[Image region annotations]
☆ ☆ ☆ ☆ ☆ ☆ ☆

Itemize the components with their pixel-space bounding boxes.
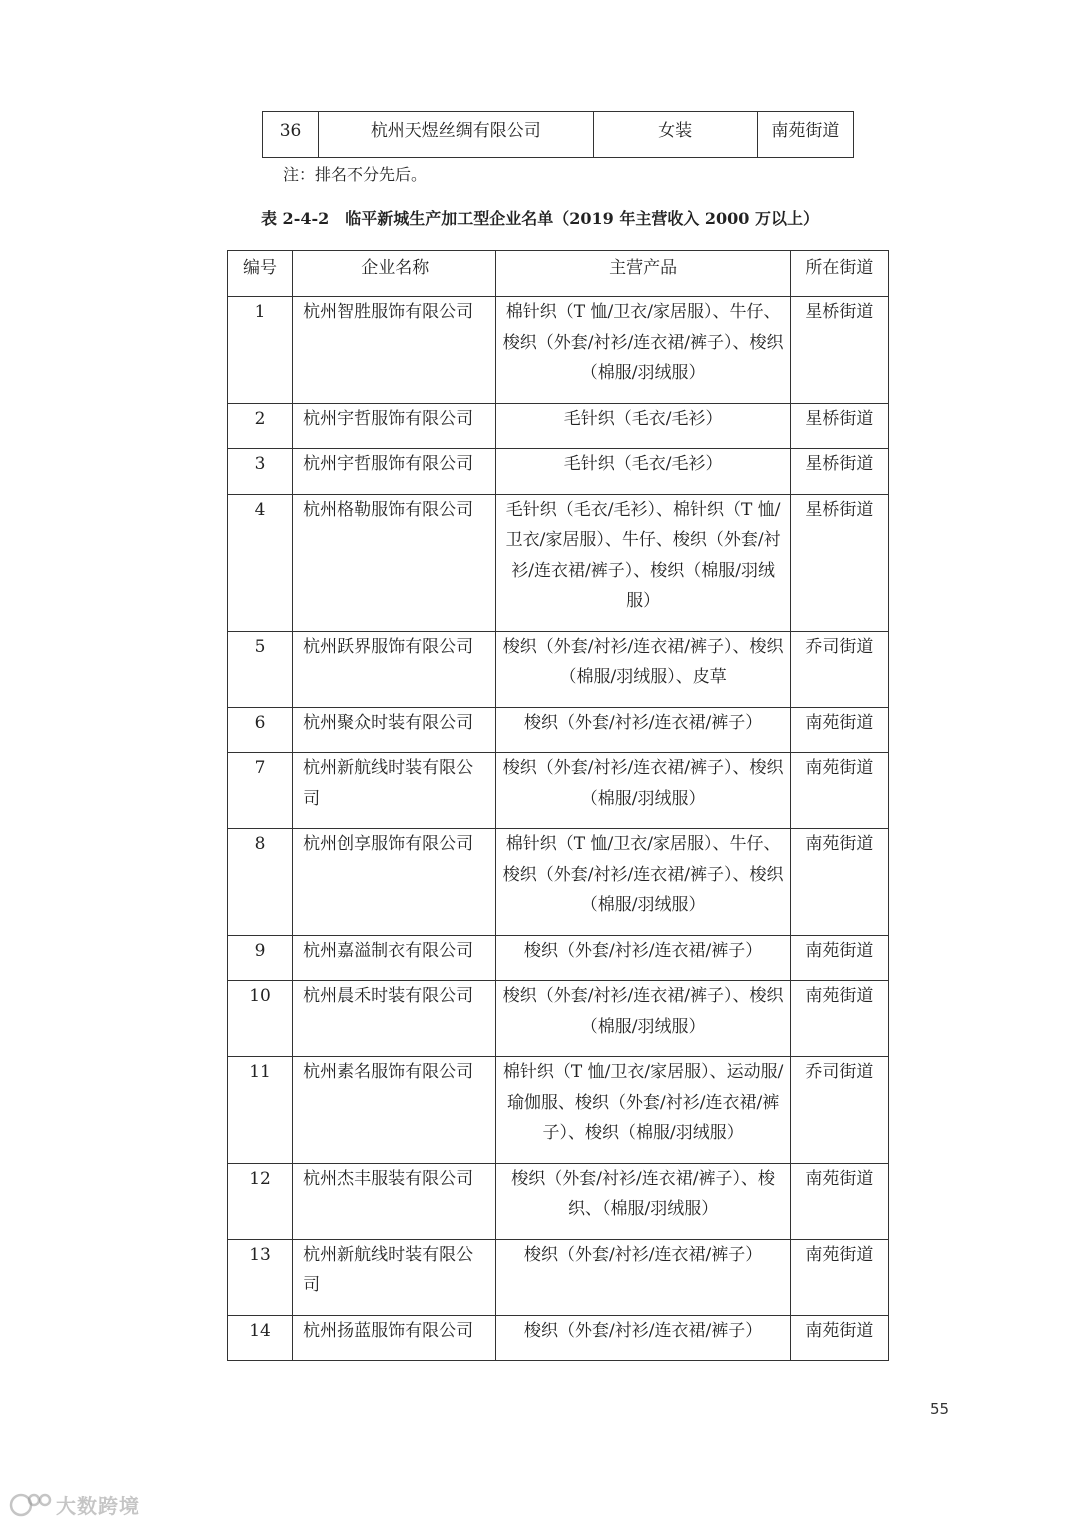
- street: 南苑街道: [790, 1163, 888, 1239]
- table-row: [228, 935, 889, 981]
- company-name: 杭州新航线时装有限公司: [293, 753, 496, 829]
- street: 星桥街道: [790, 297, 888, 404]
- main-product: 梭织（外套/衬衫/连衣裙/裤子）、梭织（棉服/羽绒服）、皮草: [496, 631, 790, 707]
- table-row: [228, 707, 889, 753]
- main-product: 棉针织（T 恤/卫衣/家居服）、运动服/瑜伽服、梭织（外套/衬衫/连衣裙/裤子）、梭织（棉服/羽绒服）: [496, 1057, 790, 1164]
- street: 星桥街道: [790, 494, 888, 631]
- row-number: 4: [228, 494, 293, 631]
- main-product: 毛针织（毛衣/毛衫）、棉针织（T 恤/卫衣/家居服）、牛仔、梭织（外套/衬衫/连衣裙/裤子）、梭织（棉服/羽绒服）: [496, 494, 790, 631]
- row-number: 12: [228, 1163, 293, 1239]
- street: 南苑街道: [790, 1315, 888, 1361]
- main-product: 棉针织（T 恤/卫衣/家居服）、牛仔、梭织（外套/衬衫/连衣裙/裤子）、梭织（棉服/羽绒服）: [496, 297, 790, 404]
- company-name: 杭州宇哲服饰有限公司: [293, 449, 496, 495]
- company-name: 杭州晨禾时装有限公司: [293, 981, 496, 1057]
- street: 南苑街道: [790, 707, 888, 753]
- main-product: 梭织（外套/衬衫/连衣裙/裤子）: [496, 1315, 790, 1361]
- watermark-text: 大数跨境: [56, 1494, 140, 1518]
- street: 乔司街道: [790, 1057, 888, 1164]
- company-name: 杭州聚众时装有限公司: [293, 707, 496, 753]
- enterprise-table: [227, 250, 889, 1361]
- company-name: 杭州新航线时装有限公司: [293, 1239, 496, 1315]
- street: 南苑街道: [790, 1239, 888, 1315]
- company-name: 杭州素名服饰有限公司: [293, 1057, 496, 1164]
- row-number: 36: [263, 112, 319, 158]
- table-row: [228, 1057, 889, 1164]
- company-name: 杭州宇哲服饰有限公司: [293, 403, 496, 449]
- table-caption: 表 2-4-2 临平新城生产加工型企业名单（2019 年主营收入 2000 万以上）: [260, 209, 820, 228]
- main-product: 梭织（外套/衬衫/连衣裙/裤子）、梭织、（棉服/羽绒服）: [496, 1163, 790, 1239]
- company-name: 杭州嘉溢制衣有限公司: [293, 935, 496, 981]
- main-product: 棉针织（T 恤/卫衣/家居服）、牛仔、梭织（外套/衬衫/连衣裙/裤子）、梭织（棉服/羽绒服）: [496, 829, 790, 936]
- table-row: [228, 449, 889, 495]
- table-row: [263, 112, 854, 158]
- table-row: [228, 494, 889, 631]
- row-number: 7: [228, 753, 293, 829]
- header-name: 企业名称: [293, 251, 496, 297]
- table-row: [228, 297, 889, 404]
- row-number: 13: [228, 1239, 293, 1315]
- table-row: [228, 1315, 889, 1361]
- street: 南苑街道: [790, 981, 888, 1057]
- street: 南苑街道: [790, 935, 888, 981]
- table-note: 注：排名不分先后。: [283, 165, 428, 184]
- street: 星桥街道: [790, 449, 888, 495]
- main-product: 毛针织（毛衣/毛衫）: [496, 449, 790, 495]
- main-product: 梭织（外套/衬衫/连衣裙/裤子）: [496, 707, 790, 753]
- company-name: 杭州智胜服饰有限公司: [293, 297, 496, 404]
- table-row: [228, 1239, 889, 1315]
- main-product: 梭织（外套/衬衫/连衣裙/裤子）、梭织（棉服/羽绒服）: [496, 753, 790, 829]
- company-name: 杭州格勒服饰有限公司: [293, 494, 496, 631]
- company-name: 杭州扬蓝服饰有限公司: [293, 1315, 496, 1361]
- table-header-row: [228, 251, 889, 297]
- previous-table-continuation: [262, 111, 854, 158]
- street: 乔司街道: [790, 631, 888, 707]
- main-product: 梭织（外套/衬衫/连衣裙/裤子）: [496, 1239, 790, 1315]
- main-product: 梭织（外套/衬衫/连衣裙/裤子）: [496, 935, 790, 981]
- row-number: 9: [228, 935, 293, 981]
- street: 南苑街道: [790, 829, 888, 936]
- watermark: [8, 1490, 140, 1519]
- row-number: 1: [228, 297, 293, 404]
- street: 南苑街道: [790, 753, 888, 829]
- street: 星桥街道: [790, 403, 888, 449]
- row-number: 8: [228, 829, 293, 936]
- table-row: [228, 403, 889, 449]
- table-row: [228, 1163, 889, 1239]
- row-number: 10: [228, 981, 293, 1057]
- main-product: 梭织（外套/衬衫/连衣裙/裤子）、梭织（棉服/羽绒服）: [496, 981, 790, 1057]
- header-street: 所在街道: [790, 251, 888, 297]
- main-product: 毛针织（毛衣/毛衫）: [496, 403, 790, 449]
- street: 南苑街道: [757, 112, 853, 158]
- table-row: [228, 981, 889, 1057]
- company-name: 杭州杰丰服装有限公司: [293, 1163, 496, 1239]
- company-name: 杭州创享服饰有限公司: [293, 829, 496, 936]
- row-number: 11: [228, 1057, 293, 1164]
- row-number: 6: [228, 707, 293, 753]
- row-number: 14: [228, 1315, 293, 1361]
- row-number: 5: [228, 631, 293, 707]
- header-no: 编号: [228, 251, 293, 297]
- row-number: 3: [228, 449, 293, 495]
- table-row: [228, 631, 889, 707]
- watermark-logo-icon: [8, 1492, 52, 1518]
- company-name: 杭州跃界服饰有限公司: [293, 631, 496, 707]
- company-name: 杭州天煜丝绸有限公司: [319, 112, 593, 158]
- header-product: 主营产品: [496, 251, 790, 297]
- table-row: [228, 829, 889, 936]
- table-row: [228, 753, 889, 829]
- main-product: 女装: [593, 112, 757, 158]
- page-number: 55: [930, 1400, 950, 1418]
- row-number: 2: [228, 403, 293, 449]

☆ ☆ ☆ ☆ ☆ ☆ ☆

▸ TASK OBJECTIVE
Reproduce the item above line for line, leaving out the picture.

▸ FINISHED ANSWER
Itemize the components with their pixel-space bounding boxes.
- street: 南苑街道: [790, 1163, 888, 1239]
- table-row: [228, 935, 889, 981]
- company-name: 杭州新航线时装有限公司: [293, 753, 496, 829]
- street: 星桥街道: [790, 297, 888, 404]
- main-product: 梭织（外套/衬衫/连衣裙/裤子）、梭织（棉服/羽绒服）、皮草: [496, 631, 790, 707]
- table-row: [228, 707, 889, 753]
- main-product: 棉针织（T 恤/卫衣/家居服）、运动服/瑜伽服、梭织（外套/衬衫/连衣裙/裤子）、梭织（棉服/羽绒服）: [496, 1057, 790, 1164]
- street: 星桥街道: [790, 494, 888, 631]
- row-number: 4: [228, 494, 293, 631]
- main-product: 毛针织（毛衣/毛衫）、棉针织（T 恤/卫衣/家居服）、牛仔、梭织（外套/衬衫/连衣裙/裤子）、梭织（棉服/羽绒服）: [496, 494, 790, 631]
- row-number: 12: [228, 1163, 293, 1239]
- street: 南苑街道: [790, 1315, 888, 1361]
- main-product: 棉针织（T 恤/卫衣/家居服）、牛仔、梭织（外套/衬衫/连衣裙/裤子）、梭织（棉服/羽绒服）: [496, 297, 790, 404]
- company-name: 杭州宇哲服饰有限公司: [293, 449, 496, 495]
- company-name: 杭州晨禾时装有限公司: [293, 981, 496, 1057]
- street: 南苑街道: [790, 707, 888, 753]
- main-product: 梭织（外套/衬衫/连衣裙/裤子）: [496, 1315, 790, 1361]
- watermark-text: 大数跨境: [56, 1494, 140, 1518]
- street: 乔司街道: [790, 1057, 888, 1164]
- company-name: 杭州聚众时装有限公司: [293, 707, 496, 753]
- enterprise-table: [227, 250, 889, 1361]
- company-name: 杭州新航线时装有限公司: [293, 1239, 496, 1315]
- street: 南苑街道: [790, 1239, 888, 1315]
- company-name: 杭州素名服饰有限公司: [293, 1057, 496, 1164]
- row-number: 36: [263, 112, 319, 158]
- table-row: [228, 1057, 889, 1164]
- company-name: 杭州宇哲服饰有限公司: [293, 403, 496, 449]
- table-caption: 表 2-4-2 临平新城生产加工型企业名单（2019 年主营收入 2000 万以上）: [260, 209, 820, 228]
- main-product: 梭织（外套/衬衫/连衣裙/裤子）、梭织、（棉服/羽绒服）: [496, 1163, 790, 1239]
- company-name: 杭州嘉溢制衣有限公司: [293, 935, 496, 981]
- main-product: 棉针织（T 恤/卫衣/家居服）、牛仔、梭织（外套/衬衫/连衣裙/裤子）、梭织（棉服/羽绒服）: [496, 829, 790, 936]
- table-row: [228, 449, 889, 495]
- table-row: [263, 112, 854, 158]
- table-row: [228, 494, 889, 631]
- row-number: 7: [228, 753, 293, 829]
- header-name: 企业名称: [293, 251, 496, 297]
- table-row: [228, 297, 889, 404]
- row-number: 13: [228, 1239, 293, 1315]
- table-row: [228, 1315, 889, 1361]
- street: 南苑街道: [790, 981, 888, 1057]
- street: 南苑街道: [790, 935, 888, 981]
- table-note: 注：排名不分先后。: [283, 165, 428, 184]
- street: 星桥街道: [790, 449, 888, 495]
- main-product: 毛针织（毛衣/毛衫）: [496, 449, 790, 495]
- main-product: 梭织（外套/衬衫/连衣裙/裤子）: [496, 707, 790, 753]
- company-name: 杭州智胜服饰有限公司: [293, 297, 496, 404]
- table-row: [228, 1239, 889, 1315]
- main-product: 梭织（外套/衬衫/连衣裙/裤子）、梭织（棉服/羽绒服）: [496, 753, 790, 829]
- company-name: 杭州格勒服饰有限公司: [293, 494, 496, 631]
- company-name: 杭州扬蓝服饰有限公司: [293, 1315, 496, 1361]
- table-header-row: [228, 251, 889, 297]
- previous-table-continuation: [262, 111, 854, 158]
- street: 乔司街道: [790, 631, 888, 707]
- main-product: 梭织（外套/衬衫/连衣裙/裤子）: [496, 1239, 790, 1315]
- main-product: 梭织（外套/衬衫/连衣裙/裤子）: [496, 935, 790, 981]
- row-number: 9: [228, 935, 293, 981]
- street: 南苑街道: [790, 829, 888, 936]
- watermark: [8, 1490, 140, 1519]
- row-number: 1: [228, 297, 293, 404]
- street: 南苑街道: [790, 753, 888, 829]
- street: 星桥街道: [790, 403, 888, 449]
- row-number: 8: [228, 829, 293, 936]
- table-row: [228, 403, 889, 449]
- table-row: [228, 1163, 889, 1239]
- row-number: 10: [228, 981, 293, 1057]
- main-product: 梭织（外套/衬衫/连衣裙/裤子）、梭织（棉服/羽绒服）: [496, 981, 790, 1057]
- header-street: 所在街道: [790, 251, 888, 297]
- main-product: 毛针织（毛衣/毛衫）: [496, 403, 790, 449]
- street: 南苑街道: [757, 112, 853, 158]
- table-row: [228, 981, 889, 1057]
- company-name: 杭州杰丰服装有限公司: [293, 1163, 496, 1239]
- company-name: 杭州创享服饰有限公司: [293, 829, 496, 936]
- row-number: 11: [228, 1057, 293, 1164]
- row-number: 6: [228, 707, 293, 753]
- row-number: 14: [228, 1315, 293, 1361]
- row-number: 5: [228, 631, 293, 707]
- header-no: 编号: [228, 251, 293, 297]
- row-number: 3: [228, 449, 293, 495]
- table-row: [228, 631, 889, 707]
- watermark-logo-icon: [8, 1492, 52, 1518]
- company-name: 杭州跃界服饰有限公司: [293, 631, 496, 707]
- company-name: 杭州天煜丝绸有限公司: [319, 112, 593, 158]
- header-product: 主营产品: [496, 251, 790, 297]
- table-row: [228, 829, 889, 936]
- table-row: [228, 753, 889, 829]
- main-product: 女装: [593, 112, 757, 158]
- page-number: 55: [930, 1400, 950, 1418]
- row-number: 2: [228, 403, 293, 449]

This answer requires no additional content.